** THE REQUEST **
Collect the lines of the entries where "JSON" shows up.

** PROVIDED MATERIAL **
•••
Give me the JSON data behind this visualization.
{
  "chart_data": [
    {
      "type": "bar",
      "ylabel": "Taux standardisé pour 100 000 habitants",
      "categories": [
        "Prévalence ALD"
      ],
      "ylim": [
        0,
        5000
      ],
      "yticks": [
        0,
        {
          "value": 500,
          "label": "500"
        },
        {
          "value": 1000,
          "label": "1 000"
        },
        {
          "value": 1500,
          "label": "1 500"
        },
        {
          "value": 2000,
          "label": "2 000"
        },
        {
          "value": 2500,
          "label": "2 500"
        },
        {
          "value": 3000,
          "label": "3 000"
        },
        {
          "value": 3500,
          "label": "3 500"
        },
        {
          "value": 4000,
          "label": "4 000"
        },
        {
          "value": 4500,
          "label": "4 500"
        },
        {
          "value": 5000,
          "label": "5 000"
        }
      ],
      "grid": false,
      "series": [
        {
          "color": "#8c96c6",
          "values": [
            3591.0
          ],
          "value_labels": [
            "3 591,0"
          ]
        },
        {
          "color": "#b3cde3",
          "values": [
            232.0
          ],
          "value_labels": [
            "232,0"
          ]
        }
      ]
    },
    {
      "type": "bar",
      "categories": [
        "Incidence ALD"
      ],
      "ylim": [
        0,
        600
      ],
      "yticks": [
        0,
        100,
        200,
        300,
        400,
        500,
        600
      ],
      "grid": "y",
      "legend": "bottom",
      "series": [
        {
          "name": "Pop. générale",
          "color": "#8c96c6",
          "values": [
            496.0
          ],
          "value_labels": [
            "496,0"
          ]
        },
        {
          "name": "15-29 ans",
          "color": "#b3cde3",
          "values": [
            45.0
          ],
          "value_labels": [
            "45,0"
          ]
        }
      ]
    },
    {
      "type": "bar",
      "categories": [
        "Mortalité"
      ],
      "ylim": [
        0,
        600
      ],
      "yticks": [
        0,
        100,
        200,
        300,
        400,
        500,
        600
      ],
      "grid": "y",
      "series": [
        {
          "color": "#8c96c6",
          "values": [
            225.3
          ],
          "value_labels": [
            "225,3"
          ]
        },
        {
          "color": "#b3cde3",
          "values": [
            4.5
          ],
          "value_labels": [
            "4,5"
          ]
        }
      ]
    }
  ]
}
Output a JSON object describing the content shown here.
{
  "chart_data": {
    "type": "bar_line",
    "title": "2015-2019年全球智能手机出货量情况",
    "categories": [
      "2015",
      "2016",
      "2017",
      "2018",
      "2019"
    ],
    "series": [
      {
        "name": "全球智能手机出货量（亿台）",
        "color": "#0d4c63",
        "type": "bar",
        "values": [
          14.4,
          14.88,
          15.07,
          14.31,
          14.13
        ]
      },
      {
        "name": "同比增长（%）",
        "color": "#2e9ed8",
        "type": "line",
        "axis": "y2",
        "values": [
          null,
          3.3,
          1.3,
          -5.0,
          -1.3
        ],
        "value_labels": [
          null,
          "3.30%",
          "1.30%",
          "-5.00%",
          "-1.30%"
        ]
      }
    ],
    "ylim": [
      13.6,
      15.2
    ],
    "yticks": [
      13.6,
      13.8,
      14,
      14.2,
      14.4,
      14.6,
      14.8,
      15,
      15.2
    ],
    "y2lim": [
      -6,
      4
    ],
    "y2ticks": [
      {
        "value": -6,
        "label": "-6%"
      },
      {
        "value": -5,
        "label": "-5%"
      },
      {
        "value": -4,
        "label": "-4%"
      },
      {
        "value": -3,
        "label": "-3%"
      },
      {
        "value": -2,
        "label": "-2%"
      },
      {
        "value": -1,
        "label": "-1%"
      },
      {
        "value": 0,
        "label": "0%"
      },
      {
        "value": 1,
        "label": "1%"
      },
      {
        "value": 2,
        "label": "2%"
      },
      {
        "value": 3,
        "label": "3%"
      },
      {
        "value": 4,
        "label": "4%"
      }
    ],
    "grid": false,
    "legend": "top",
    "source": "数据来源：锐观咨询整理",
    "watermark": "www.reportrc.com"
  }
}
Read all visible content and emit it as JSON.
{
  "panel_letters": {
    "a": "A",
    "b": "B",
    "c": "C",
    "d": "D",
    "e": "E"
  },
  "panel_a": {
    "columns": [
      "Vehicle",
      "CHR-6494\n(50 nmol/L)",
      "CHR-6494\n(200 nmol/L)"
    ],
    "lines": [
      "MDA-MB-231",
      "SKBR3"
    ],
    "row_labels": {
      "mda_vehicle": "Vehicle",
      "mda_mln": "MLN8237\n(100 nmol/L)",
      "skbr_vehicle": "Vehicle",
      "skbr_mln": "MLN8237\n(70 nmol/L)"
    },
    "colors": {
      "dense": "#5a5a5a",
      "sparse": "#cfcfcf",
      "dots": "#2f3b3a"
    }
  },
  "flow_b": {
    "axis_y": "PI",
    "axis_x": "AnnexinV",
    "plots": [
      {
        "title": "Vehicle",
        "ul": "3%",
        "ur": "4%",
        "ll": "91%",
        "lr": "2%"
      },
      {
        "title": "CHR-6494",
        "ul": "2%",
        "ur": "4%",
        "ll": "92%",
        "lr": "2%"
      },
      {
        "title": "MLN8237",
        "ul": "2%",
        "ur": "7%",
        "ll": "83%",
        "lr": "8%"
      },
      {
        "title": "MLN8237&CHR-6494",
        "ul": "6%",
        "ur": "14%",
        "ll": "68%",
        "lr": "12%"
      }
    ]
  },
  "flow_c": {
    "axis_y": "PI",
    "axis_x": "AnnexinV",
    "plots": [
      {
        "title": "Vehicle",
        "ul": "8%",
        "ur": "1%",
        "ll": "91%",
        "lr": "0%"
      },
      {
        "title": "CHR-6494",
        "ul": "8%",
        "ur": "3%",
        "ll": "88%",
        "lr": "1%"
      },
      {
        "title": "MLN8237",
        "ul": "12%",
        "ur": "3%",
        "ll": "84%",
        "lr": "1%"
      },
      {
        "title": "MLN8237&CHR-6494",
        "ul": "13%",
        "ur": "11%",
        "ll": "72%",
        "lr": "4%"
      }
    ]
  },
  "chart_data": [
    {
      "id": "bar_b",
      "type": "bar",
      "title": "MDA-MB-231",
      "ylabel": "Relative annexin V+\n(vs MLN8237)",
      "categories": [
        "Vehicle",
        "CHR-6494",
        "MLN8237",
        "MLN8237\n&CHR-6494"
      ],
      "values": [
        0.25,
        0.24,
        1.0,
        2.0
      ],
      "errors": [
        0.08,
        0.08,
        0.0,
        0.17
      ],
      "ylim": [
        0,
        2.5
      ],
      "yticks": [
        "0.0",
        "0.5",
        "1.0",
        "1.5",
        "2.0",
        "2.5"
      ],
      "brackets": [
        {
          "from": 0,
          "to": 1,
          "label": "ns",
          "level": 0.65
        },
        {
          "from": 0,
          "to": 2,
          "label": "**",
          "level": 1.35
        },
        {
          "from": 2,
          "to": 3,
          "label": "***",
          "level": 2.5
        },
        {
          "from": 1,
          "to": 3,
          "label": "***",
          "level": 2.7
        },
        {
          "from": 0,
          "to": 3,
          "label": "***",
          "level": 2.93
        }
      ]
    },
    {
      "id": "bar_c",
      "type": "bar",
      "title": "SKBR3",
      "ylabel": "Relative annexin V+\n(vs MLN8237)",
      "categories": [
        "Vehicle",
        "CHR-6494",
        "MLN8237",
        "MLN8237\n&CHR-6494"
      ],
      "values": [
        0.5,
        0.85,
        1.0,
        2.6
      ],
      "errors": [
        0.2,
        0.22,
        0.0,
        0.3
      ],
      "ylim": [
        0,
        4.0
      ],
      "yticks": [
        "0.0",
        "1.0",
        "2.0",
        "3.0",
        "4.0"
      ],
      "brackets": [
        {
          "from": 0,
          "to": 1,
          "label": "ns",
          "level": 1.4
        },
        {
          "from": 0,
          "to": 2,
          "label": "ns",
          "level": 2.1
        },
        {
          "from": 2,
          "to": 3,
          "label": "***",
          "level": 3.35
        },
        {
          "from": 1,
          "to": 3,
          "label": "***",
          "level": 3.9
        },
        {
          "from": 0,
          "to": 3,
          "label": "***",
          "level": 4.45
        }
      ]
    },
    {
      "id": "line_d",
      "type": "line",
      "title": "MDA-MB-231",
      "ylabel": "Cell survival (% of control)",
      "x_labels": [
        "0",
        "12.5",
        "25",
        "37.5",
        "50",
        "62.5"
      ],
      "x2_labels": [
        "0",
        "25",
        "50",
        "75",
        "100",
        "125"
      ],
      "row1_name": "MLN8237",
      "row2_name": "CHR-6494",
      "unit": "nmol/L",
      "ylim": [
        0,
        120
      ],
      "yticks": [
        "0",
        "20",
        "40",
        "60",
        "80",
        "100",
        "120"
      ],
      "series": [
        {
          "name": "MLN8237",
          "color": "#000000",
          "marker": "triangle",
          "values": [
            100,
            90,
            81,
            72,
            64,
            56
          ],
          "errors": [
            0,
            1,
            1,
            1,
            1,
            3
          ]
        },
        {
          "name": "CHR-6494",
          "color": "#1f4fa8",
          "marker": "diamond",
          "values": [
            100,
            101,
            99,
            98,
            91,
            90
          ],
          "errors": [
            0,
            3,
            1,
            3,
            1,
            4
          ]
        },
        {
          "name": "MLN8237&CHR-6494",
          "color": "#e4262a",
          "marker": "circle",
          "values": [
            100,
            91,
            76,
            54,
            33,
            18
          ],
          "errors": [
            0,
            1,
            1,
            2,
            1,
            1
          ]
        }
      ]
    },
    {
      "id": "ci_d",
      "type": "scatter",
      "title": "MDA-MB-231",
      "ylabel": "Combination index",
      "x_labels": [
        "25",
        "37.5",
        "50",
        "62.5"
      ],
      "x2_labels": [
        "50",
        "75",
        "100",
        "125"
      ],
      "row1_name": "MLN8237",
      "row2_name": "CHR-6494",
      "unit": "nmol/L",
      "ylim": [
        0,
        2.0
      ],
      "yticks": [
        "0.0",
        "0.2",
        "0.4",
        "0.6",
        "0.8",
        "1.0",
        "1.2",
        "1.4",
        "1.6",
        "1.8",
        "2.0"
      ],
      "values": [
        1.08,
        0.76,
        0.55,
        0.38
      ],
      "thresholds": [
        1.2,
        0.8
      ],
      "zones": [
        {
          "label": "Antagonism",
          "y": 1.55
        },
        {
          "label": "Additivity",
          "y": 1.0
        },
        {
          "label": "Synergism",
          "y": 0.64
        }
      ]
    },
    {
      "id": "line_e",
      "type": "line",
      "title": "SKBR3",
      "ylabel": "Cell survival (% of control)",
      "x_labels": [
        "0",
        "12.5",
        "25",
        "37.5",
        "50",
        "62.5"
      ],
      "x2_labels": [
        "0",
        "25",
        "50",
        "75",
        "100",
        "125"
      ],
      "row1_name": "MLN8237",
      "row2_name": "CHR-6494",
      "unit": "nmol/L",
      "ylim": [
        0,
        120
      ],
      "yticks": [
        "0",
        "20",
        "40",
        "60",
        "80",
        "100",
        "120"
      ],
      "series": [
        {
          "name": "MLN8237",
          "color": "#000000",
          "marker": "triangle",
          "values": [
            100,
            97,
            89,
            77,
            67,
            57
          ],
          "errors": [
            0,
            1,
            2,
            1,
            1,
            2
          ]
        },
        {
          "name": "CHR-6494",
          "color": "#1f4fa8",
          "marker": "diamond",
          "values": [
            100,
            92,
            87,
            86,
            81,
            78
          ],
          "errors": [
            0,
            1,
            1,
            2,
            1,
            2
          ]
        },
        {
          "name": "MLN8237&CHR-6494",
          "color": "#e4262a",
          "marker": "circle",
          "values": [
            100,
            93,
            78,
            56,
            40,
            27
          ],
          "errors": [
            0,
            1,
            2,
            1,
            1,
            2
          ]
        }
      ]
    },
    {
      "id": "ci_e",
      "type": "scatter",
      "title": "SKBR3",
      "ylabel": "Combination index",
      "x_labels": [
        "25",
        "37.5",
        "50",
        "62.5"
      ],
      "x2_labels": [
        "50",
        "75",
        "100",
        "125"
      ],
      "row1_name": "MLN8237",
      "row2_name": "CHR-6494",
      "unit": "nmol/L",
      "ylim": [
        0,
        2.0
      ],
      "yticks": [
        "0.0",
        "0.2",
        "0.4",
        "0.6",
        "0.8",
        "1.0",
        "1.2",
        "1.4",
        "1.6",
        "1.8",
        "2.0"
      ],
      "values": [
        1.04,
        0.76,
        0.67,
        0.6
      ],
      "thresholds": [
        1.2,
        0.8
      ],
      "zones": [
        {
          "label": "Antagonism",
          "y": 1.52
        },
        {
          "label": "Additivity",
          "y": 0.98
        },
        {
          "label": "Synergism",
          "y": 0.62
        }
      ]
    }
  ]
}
•••
** EXPECTED OUTPUT **
Give me the JSON data behind this visualization.
Output a JSON object describing the content shown here.
Read all visible content and emit it as JSON.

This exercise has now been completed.